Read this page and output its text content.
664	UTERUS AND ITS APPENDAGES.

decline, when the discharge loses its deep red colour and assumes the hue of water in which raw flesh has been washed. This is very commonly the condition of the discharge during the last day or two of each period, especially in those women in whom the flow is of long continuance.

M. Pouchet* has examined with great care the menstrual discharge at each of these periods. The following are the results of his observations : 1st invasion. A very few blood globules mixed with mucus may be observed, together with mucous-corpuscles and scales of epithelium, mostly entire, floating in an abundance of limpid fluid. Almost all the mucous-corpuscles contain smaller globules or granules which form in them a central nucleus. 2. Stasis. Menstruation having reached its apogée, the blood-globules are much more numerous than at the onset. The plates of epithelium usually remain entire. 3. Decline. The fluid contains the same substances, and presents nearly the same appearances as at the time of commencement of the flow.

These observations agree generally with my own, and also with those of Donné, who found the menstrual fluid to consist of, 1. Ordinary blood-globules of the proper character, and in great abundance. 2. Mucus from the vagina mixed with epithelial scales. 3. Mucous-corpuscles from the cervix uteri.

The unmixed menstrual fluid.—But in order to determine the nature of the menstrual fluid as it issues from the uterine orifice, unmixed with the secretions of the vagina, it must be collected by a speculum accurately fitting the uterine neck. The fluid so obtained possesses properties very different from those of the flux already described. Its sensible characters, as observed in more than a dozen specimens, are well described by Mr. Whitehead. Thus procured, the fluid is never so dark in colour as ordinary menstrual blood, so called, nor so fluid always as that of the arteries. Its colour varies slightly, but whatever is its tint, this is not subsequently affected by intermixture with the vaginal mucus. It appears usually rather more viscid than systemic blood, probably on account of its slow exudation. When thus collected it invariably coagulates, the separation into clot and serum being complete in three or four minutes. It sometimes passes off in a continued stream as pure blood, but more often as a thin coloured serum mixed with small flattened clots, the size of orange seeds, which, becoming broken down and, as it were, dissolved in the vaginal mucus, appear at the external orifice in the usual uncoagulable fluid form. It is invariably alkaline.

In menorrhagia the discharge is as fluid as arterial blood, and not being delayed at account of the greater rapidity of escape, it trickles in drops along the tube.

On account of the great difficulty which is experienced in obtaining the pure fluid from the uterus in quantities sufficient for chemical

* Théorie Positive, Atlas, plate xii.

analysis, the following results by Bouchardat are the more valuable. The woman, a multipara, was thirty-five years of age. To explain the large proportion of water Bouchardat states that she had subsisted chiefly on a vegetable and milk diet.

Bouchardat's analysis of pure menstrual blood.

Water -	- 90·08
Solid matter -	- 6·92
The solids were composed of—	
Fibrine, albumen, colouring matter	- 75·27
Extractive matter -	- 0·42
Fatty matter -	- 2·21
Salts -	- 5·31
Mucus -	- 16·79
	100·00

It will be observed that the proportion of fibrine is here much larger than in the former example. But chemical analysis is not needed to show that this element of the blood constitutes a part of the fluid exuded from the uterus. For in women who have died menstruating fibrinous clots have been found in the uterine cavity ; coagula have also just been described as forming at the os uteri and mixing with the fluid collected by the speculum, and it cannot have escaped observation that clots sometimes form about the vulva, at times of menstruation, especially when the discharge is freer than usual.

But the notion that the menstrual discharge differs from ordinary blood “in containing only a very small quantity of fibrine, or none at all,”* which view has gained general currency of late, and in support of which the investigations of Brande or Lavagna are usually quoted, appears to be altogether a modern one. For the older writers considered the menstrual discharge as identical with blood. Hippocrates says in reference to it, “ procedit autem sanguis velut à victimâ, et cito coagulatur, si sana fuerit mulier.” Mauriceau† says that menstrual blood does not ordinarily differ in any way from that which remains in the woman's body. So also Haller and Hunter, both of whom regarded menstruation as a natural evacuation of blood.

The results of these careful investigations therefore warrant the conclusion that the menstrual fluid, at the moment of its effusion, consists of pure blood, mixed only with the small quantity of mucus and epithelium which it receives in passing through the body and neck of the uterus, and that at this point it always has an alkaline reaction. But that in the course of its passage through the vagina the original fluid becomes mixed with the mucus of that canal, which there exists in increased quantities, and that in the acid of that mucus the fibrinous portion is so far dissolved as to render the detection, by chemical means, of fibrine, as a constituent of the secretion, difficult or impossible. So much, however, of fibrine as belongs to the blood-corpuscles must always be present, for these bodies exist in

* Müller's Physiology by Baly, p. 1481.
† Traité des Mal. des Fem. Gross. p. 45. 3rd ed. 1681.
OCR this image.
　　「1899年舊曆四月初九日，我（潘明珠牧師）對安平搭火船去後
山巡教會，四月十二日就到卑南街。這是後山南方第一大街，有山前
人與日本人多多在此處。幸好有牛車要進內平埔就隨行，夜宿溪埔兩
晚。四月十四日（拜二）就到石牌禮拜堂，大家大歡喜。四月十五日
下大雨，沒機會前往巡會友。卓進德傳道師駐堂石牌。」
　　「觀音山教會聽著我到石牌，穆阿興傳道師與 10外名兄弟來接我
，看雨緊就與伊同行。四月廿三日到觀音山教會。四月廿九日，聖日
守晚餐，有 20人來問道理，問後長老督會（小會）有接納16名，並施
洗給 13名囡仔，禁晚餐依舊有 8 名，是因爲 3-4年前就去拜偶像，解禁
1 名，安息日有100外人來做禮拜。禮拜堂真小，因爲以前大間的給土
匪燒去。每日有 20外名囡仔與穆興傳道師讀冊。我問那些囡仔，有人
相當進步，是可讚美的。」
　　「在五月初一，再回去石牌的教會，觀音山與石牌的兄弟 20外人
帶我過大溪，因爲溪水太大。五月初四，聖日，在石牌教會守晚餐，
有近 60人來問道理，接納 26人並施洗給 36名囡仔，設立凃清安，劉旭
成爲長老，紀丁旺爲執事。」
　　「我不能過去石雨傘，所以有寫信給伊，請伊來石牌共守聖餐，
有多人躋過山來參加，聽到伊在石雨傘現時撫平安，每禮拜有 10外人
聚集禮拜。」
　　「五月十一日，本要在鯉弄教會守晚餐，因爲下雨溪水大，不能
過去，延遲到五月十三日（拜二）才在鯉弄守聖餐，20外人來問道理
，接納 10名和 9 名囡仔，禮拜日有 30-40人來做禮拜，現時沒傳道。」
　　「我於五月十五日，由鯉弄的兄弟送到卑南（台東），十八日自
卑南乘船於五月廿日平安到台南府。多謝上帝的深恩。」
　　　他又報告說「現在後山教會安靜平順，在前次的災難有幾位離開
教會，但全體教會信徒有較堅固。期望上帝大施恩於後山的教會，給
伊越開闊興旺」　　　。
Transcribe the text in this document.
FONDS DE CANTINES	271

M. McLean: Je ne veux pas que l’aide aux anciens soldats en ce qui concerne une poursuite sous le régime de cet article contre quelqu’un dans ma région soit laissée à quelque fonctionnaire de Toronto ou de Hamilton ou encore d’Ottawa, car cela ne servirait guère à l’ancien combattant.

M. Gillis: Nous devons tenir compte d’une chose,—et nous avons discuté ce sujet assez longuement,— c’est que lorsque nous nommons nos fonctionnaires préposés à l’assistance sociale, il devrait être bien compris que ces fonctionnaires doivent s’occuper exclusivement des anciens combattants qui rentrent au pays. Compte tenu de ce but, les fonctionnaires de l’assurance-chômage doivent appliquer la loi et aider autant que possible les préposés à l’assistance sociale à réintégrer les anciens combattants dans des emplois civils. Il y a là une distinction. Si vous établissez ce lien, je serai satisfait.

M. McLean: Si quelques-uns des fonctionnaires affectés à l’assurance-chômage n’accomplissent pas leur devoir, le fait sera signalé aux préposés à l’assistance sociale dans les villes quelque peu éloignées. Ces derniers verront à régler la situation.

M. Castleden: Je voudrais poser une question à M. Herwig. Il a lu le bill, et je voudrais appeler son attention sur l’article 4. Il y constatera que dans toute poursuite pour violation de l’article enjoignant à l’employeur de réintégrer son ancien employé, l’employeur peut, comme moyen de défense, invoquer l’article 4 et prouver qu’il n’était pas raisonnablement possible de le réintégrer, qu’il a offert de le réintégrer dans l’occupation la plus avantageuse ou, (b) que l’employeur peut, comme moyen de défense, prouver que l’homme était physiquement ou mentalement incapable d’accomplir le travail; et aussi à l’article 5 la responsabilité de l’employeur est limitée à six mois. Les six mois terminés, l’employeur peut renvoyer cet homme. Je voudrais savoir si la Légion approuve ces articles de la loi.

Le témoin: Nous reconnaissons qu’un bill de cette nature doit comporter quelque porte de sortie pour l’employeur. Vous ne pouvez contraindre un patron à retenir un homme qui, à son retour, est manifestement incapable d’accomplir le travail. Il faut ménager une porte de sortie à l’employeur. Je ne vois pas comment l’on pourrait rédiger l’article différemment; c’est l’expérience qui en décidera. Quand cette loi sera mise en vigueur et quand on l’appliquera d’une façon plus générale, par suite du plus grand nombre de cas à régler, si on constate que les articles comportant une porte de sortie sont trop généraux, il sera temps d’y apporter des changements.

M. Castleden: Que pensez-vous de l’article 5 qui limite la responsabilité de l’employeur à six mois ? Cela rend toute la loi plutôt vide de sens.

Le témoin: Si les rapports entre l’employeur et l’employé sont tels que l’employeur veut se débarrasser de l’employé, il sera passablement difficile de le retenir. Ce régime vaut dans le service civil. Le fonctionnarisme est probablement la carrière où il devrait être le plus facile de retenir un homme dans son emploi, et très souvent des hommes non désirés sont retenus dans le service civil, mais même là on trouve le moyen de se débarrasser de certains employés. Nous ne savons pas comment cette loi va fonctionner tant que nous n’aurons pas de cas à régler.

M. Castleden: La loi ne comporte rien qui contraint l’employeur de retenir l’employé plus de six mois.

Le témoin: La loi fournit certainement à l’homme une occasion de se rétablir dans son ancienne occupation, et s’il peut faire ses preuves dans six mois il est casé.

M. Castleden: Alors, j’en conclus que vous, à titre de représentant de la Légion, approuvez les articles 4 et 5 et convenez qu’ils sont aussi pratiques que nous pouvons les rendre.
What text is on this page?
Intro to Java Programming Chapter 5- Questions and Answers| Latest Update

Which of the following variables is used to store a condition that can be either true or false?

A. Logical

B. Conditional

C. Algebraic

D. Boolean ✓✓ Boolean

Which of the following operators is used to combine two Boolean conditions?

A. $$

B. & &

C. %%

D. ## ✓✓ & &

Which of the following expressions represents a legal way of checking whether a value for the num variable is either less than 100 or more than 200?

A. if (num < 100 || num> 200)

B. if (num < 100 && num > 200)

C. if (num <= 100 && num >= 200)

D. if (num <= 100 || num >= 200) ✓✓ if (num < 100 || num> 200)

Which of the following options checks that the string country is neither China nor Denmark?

- [AIM OF THE TASK]: From the line containing "What text is on this page?" through the final line of the listing above, retype every line exactly; leave out everything else.

- [FINISHED ANSWER]:
What text is on this page?
Intro to Java Programming Chapter 5- Questions and Answers| Latest Update

Which of the following variables is used to store a condition that can be either true or false?

A. Logical

B. Conditional

C. Algebraic

D. Boolean ✓✓ Boolean

Which of the following operators is used to combine two Boolean conditions?

A. $$

B. & &

C. %%

D. ## ✓✓ & &

Which of the following expressions represents a legal way of checking whether a value for the num variable is either less than 100 or more than 200?

A. if (num < 100 || num> 200)

B. if (num < 100 && num > 200)

C. if (num <= 100 && num >= 200)

D. if (num <= 100 || num >= 200) ✓✓ if (num < 100 || num> 200)

Which of the following options checks that the string country is neither China nor Denmark?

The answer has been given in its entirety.